* Passage for review:
__________

Our identity, thoughts and decisions are built upon the memories we acquire throughout our life. I find it fascinating how biological processes are the basis for (and can alter) everything that we remember, how we behave and view the world! Therefore, my research interests include the neurobiology of memory and how it can be modified to help treat mental disorders, such as Post-Traumatic Stress Disorder (PTSD).
My PhD work focuses on how the regulation of the HPA-axis (the stress response system) affects fear and extinction memories, two memory types that form the basis for the development and treatment of PTSD. By working with rodents, we aim to provide proof-of-concept that HPA-axis dysfunction may be a potential biomarker for a personalized treatment for subset of PTSD patients. This work is supervised by Benno Roozendaal and Erno Hermans, and funded by ZonMW.

__________

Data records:
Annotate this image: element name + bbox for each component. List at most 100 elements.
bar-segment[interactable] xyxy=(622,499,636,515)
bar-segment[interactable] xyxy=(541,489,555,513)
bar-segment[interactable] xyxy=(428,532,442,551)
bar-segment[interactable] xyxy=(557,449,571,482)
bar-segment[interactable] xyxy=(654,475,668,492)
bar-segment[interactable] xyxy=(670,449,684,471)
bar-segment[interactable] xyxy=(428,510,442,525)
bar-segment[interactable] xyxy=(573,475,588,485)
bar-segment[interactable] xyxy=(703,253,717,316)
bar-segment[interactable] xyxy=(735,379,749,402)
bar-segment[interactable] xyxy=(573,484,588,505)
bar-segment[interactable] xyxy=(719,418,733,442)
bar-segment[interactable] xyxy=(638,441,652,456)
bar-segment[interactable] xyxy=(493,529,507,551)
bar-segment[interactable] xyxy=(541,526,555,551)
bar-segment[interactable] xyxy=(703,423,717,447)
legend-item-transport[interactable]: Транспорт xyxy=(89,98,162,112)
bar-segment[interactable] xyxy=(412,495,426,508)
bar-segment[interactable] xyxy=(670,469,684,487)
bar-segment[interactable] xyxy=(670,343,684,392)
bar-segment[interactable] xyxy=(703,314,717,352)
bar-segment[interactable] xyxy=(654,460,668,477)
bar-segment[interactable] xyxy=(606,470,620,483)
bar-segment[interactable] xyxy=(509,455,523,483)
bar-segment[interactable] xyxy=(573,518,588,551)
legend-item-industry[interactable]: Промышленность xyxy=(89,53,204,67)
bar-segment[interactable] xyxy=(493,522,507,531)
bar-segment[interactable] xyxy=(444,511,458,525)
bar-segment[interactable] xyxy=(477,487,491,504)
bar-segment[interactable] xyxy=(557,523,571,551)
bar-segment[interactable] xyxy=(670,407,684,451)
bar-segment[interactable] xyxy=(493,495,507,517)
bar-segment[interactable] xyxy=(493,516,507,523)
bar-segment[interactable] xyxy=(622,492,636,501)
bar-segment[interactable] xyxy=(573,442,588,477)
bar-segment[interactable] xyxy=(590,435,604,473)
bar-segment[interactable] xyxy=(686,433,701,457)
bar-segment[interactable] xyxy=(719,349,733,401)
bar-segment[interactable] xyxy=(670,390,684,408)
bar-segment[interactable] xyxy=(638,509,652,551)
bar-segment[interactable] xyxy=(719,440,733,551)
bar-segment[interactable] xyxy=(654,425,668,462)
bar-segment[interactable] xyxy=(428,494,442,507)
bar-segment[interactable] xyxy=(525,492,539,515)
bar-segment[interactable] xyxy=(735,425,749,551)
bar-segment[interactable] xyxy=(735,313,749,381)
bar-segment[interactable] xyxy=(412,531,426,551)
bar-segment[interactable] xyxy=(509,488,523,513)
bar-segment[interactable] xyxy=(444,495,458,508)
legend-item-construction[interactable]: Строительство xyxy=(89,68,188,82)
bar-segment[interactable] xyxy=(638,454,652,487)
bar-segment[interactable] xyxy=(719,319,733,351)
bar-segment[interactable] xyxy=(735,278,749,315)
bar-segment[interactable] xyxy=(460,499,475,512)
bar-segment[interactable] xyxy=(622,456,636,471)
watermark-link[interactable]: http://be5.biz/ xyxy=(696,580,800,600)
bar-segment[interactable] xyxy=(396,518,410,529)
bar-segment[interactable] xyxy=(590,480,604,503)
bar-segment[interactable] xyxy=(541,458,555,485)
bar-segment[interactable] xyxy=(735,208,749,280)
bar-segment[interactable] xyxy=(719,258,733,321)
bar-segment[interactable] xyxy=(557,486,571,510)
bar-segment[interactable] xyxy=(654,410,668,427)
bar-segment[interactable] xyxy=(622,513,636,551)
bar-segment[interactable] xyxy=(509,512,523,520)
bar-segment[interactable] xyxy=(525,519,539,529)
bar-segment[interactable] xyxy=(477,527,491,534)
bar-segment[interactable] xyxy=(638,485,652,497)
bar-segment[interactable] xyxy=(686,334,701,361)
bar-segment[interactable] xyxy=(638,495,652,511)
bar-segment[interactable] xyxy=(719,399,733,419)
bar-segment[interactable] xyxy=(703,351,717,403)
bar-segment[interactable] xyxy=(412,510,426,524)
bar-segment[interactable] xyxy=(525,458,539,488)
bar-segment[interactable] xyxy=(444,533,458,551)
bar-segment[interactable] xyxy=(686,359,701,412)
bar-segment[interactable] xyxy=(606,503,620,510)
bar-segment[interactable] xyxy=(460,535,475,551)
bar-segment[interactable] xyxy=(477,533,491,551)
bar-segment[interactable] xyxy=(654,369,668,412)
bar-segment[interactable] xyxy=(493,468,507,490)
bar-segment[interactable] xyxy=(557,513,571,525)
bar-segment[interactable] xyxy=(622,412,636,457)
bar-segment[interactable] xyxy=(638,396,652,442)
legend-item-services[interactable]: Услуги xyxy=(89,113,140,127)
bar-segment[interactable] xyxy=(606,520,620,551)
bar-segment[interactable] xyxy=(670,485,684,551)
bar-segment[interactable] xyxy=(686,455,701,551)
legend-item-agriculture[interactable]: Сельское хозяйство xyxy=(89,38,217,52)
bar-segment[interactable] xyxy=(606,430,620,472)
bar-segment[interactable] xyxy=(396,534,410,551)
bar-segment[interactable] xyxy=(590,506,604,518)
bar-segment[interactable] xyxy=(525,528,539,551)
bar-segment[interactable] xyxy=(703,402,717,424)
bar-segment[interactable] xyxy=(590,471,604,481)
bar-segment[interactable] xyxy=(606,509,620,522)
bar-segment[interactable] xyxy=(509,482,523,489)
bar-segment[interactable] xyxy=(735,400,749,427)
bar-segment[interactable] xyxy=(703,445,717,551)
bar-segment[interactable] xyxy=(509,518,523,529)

__________

* Prompt 1: Transcribe the stretch of the memory research statement from "My PhD work" through "funded by ZonMW.".
* Prompt 2: According to the memory research statement, which organization funds the PhD work?
* Prompt 3: Resume the memory research statement from where it stops.
You won't need the rows to complete anything here.

* Your response 1:
My PhD work focuses on how the regulation of the HPA-axis (the stress response system) affects fear and extinction memories, two memory types that form the basis for the development and treatment of PTSD. By working with rodents, we aim to provide proof-of-concept that HPA-axis dysfunction may be a potential biomarker for a personalized treatment for subset of PTSD patients. This work is supervised by Benno Roozendaal and Erno Hermans, and funded by ZonMW.

* Your response 2: ZonMW

* Your response 3:
Before starting my PhD in Nijmegen, I studied at University of Coimbra (Portugal), where I got a Bachelor's in Biology and fell in love with the neuroscience of memory after a short exchange at University College Dublin (Ireland). Later I moved to the Netherlands, where I completed the Research Master in Cognitive and Clinical Neuroscience (Fundamental Neuroscience Track) at Maastricht University. For my master's thesis, I worked at the Sleep and Memory lab (supervised by Robbert Havekes) at the University of Groningen, where we studied how memory is disturbed by the lack of sleep.
During my free time, I like to practice rock climbing and read epic fantasy books!